#### RECORDS TO USE ####
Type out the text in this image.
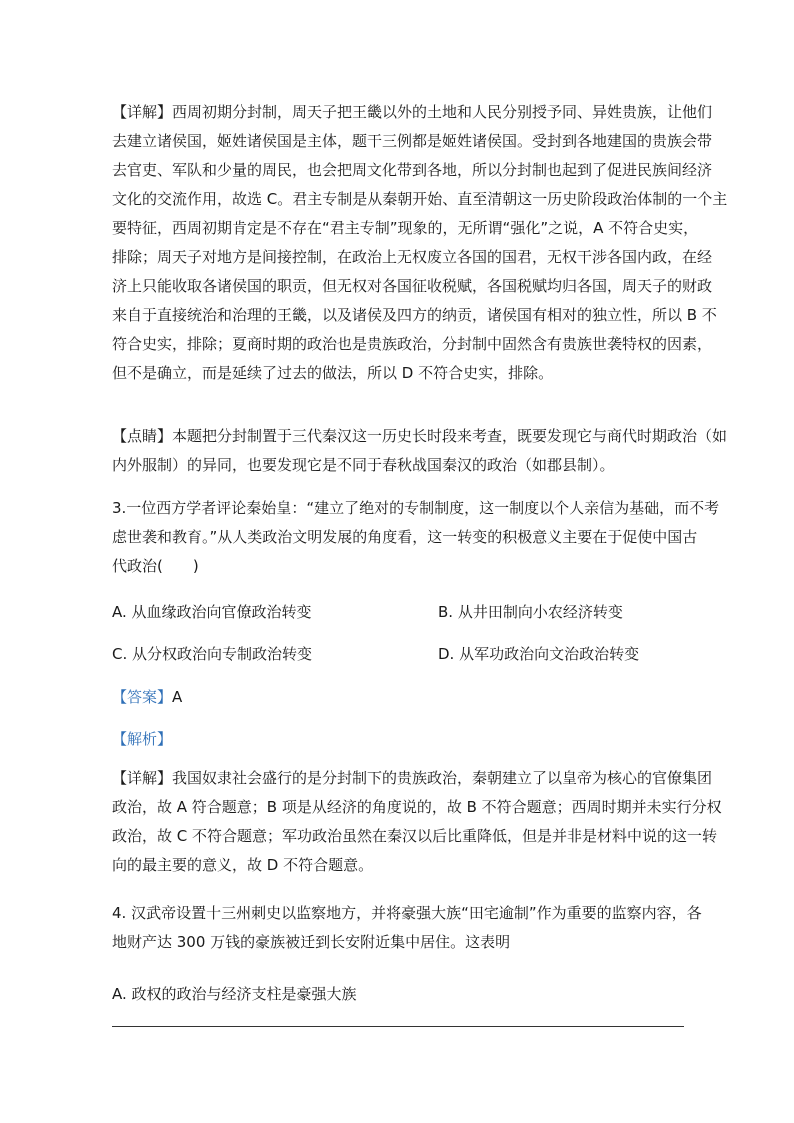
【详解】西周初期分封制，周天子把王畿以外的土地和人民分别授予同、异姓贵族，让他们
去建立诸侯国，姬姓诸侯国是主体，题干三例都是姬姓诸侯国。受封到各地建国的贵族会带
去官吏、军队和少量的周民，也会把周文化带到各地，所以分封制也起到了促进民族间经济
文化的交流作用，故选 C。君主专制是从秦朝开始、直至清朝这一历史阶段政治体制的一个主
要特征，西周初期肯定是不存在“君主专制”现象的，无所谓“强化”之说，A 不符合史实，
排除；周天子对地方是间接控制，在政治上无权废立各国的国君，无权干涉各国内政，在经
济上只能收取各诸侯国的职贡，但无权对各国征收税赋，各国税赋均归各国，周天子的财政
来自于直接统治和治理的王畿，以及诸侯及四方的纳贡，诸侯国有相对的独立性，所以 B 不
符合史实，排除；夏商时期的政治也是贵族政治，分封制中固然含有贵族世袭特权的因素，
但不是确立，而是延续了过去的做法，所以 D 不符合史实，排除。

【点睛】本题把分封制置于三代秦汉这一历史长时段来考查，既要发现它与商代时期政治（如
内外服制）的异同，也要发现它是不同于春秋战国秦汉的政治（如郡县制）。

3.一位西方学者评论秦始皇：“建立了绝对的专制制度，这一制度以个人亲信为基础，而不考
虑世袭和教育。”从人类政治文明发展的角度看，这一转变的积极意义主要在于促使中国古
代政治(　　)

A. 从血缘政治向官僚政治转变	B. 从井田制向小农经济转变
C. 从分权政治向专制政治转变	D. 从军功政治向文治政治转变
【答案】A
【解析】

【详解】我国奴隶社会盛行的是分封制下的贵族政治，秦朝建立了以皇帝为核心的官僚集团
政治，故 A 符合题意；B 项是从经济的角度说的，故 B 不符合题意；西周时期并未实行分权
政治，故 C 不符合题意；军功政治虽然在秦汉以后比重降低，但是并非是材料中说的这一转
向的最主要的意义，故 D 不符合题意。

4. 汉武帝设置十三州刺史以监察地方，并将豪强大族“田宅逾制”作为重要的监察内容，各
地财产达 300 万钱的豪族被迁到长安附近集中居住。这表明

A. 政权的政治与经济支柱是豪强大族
####
TASK: Go through the records and gather the lines that hold "不符合题意".

FINISHED ANSWER:
政治，故 A 符合题意；B 项是从经济的角度说的，故 B 不符合题意；西周时期并未实行分权
政治，故 C 不符合题意；军功政治虽然在秦汉以后比重降低，但是并非是材料中说的这一转
向的最主要的意义，故 D 不符合题意。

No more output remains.